Copy each line below in which the string "this" occurs.
-- Start Dataset entries --
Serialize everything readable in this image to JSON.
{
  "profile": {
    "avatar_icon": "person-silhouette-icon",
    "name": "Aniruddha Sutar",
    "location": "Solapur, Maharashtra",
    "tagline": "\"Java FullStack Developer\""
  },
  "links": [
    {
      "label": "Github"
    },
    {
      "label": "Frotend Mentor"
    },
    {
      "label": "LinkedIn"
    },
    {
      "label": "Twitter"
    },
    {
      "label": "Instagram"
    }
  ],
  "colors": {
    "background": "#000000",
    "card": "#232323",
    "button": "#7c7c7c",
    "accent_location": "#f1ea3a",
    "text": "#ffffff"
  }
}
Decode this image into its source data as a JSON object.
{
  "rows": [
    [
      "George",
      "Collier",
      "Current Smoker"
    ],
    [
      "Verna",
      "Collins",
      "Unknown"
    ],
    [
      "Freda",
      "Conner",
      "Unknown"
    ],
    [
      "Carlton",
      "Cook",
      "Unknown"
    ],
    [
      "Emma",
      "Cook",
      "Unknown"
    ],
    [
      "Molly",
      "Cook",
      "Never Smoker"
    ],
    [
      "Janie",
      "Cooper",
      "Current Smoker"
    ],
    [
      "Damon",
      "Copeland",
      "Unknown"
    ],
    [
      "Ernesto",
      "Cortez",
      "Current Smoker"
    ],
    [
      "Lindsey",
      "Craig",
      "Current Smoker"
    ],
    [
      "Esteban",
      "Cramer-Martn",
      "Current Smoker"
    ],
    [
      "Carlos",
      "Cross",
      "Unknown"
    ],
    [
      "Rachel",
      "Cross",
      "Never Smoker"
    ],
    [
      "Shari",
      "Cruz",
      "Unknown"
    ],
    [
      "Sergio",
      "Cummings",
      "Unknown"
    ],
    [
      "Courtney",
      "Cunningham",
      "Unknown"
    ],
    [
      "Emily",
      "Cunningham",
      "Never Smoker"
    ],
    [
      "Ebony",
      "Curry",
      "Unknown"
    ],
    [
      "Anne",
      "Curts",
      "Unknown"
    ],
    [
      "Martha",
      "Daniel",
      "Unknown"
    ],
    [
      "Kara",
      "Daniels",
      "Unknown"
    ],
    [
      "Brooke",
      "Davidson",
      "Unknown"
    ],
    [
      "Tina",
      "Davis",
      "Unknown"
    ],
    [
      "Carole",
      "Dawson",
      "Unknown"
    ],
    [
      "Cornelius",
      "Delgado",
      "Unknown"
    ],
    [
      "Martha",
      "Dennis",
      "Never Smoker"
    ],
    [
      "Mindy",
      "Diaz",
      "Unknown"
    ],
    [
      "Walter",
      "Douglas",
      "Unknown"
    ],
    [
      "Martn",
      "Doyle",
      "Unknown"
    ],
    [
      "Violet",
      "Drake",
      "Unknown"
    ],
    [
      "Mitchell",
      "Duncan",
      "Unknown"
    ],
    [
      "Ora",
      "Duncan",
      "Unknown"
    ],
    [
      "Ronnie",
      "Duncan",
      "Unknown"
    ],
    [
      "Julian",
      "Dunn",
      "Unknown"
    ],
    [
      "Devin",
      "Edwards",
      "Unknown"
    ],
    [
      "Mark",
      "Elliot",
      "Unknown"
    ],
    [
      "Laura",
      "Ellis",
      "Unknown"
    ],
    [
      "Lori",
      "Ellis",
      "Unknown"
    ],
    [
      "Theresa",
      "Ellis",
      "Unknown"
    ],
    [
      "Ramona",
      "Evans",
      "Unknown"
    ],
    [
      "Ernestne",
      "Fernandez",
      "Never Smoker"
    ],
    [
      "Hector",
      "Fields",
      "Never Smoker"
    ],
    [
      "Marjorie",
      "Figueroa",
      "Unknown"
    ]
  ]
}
-- End Dataset entries --
**Output:**
Serialize everything readable in this image to JSON.
Decode this image into its source data as a JSON object.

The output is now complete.